Stored records:

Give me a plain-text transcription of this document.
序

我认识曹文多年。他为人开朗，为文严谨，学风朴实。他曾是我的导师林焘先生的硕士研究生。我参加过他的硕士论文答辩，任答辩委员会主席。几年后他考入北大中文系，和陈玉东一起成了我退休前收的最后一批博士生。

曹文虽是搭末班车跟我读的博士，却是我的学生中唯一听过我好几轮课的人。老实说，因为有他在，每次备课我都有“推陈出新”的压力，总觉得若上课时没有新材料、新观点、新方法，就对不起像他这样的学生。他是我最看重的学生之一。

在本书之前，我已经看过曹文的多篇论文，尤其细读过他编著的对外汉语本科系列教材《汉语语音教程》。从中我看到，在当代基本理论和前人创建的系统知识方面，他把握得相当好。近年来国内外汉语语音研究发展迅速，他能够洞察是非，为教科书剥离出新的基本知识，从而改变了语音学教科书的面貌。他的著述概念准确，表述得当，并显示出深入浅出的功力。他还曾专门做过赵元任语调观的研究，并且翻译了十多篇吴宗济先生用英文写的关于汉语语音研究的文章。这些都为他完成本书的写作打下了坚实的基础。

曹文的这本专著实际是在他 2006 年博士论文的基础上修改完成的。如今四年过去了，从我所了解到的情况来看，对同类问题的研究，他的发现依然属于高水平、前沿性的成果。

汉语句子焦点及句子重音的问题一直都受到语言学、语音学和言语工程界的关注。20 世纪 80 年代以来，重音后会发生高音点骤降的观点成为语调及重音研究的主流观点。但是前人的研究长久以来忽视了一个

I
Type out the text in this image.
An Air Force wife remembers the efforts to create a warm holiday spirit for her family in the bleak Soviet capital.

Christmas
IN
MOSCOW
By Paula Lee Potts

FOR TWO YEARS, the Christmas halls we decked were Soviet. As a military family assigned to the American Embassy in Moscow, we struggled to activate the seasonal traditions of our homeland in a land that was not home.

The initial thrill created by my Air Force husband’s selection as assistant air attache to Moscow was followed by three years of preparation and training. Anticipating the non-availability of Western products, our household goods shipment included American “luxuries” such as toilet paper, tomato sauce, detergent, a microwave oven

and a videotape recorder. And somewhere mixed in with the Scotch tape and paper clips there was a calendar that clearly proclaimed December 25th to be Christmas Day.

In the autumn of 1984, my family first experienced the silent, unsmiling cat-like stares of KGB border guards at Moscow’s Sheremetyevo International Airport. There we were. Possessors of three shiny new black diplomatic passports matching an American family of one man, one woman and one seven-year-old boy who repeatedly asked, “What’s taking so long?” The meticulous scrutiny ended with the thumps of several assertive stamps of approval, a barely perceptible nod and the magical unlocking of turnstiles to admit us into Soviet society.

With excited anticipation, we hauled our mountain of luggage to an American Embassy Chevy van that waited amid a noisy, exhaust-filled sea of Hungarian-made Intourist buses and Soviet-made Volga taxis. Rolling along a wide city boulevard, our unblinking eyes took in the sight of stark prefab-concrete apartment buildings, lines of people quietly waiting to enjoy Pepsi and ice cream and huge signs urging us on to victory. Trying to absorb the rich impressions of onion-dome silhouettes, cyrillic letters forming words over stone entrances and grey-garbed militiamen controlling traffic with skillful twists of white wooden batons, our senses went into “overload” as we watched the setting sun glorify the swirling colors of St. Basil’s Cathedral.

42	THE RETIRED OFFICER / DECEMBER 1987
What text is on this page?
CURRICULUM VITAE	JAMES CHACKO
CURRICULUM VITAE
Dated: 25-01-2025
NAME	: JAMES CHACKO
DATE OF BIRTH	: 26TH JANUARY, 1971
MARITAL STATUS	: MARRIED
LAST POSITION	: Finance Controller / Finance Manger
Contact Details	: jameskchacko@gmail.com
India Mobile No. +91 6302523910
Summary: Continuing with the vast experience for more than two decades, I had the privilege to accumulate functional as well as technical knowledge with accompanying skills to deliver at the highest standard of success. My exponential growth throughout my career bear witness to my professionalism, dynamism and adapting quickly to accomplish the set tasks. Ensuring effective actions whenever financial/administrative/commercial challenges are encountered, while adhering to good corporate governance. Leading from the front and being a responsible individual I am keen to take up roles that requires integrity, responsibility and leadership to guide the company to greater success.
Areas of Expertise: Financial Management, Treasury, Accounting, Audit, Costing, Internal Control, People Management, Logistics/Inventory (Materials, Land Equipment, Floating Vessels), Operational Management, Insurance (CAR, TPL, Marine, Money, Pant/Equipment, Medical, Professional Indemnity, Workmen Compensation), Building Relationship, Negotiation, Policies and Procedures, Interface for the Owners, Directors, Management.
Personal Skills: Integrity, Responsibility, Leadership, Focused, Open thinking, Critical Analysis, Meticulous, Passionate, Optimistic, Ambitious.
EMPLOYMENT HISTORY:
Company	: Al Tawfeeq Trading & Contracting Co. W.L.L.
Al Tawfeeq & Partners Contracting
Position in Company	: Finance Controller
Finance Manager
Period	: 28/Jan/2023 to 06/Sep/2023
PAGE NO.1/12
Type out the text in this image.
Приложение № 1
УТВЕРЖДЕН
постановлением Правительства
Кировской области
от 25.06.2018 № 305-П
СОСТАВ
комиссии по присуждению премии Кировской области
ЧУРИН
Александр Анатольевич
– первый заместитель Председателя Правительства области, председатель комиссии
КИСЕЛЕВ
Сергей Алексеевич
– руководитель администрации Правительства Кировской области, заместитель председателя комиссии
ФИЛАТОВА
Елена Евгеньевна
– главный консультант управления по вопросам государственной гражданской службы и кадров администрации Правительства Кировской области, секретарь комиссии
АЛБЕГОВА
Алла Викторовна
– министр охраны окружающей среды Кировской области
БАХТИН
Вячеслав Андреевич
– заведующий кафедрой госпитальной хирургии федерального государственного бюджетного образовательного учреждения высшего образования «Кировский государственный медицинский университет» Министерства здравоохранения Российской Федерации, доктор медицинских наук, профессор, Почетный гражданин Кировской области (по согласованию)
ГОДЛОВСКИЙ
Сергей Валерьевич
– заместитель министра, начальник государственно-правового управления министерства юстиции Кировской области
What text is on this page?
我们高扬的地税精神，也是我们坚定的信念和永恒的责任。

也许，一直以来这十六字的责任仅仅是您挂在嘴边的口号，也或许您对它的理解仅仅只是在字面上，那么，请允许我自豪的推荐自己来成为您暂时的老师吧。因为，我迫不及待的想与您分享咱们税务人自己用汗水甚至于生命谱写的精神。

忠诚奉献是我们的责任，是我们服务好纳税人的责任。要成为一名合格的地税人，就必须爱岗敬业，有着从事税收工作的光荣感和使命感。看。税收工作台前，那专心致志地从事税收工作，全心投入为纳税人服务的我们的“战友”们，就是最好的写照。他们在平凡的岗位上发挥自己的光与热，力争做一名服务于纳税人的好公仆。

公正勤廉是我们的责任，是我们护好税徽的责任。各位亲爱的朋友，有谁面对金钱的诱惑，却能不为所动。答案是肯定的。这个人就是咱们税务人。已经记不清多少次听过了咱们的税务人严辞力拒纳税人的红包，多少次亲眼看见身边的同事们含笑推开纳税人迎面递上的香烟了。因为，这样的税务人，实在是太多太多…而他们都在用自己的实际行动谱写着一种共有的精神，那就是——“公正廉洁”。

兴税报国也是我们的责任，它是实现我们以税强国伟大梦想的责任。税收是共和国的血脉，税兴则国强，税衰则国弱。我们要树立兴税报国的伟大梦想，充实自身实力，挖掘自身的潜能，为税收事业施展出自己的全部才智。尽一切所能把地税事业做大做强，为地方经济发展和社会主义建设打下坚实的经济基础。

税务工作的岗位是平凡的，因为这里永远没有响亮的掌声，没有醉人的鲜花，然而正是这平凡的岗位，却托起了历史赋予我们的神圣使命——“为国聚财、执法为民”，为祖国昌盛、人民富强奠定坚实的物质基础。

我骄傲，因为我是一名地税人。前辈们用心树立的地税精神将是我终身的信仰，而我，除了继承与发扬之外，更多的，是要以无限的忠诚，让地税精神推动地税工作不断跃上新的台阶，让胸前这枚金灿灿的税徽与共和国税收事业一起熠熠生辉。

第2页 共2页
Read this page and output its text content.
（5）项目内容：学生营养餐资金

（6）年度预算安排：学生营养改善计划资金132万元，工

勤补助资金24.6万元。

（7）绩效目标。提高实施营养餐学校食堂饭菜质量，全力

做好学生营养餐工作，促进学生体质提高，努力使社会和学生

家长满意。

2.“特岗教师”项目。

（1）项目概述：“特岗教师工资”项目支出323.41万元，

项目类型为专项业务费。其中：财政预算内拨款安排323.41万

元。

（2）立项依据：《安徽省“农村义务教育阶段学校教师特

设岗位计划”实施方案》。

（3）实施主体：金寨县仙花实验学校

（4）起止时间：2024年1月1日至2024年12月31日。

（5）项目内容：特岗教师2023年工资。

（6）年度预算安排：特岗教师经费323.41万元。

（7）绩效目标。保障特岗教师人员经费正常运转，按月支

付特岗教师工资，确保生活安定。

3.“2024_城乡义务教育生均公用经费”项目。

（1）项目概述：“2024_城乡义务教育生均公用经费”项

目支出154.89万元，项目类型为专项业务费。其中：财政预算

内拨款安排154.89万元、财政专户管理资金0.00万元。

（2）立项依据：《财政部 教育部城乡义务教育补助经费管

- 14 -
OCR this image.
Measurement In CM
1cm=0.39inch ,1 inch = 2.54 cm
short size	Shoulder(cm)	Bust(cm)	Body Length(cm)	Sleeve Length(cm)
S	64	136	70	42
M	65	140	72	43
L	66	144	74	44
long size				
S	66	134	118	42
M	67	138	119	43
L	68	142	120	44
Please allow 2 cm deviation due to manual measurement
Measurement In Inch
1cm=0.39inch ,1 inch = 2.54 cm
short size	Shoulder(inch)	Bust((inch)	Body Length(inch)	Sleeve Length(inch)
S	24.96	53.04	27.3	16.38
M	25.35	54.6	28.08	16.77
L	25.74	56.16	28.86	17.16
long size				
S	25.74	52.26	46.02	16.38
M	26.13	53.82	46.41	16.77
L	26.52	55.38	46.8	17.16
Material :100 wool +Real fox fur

**WHAT YOU SHOULD DO**
Find the lines containing "Bust" and pull them out.

**OUTPUT**
short size	Shoulder(cm)	Bust(cm)	Body Length(cm)	Sleeve Length(cm)
short size	Shoulder(inch)	Bust((inch)	Body Length(inch)	Sleeve Length(inch)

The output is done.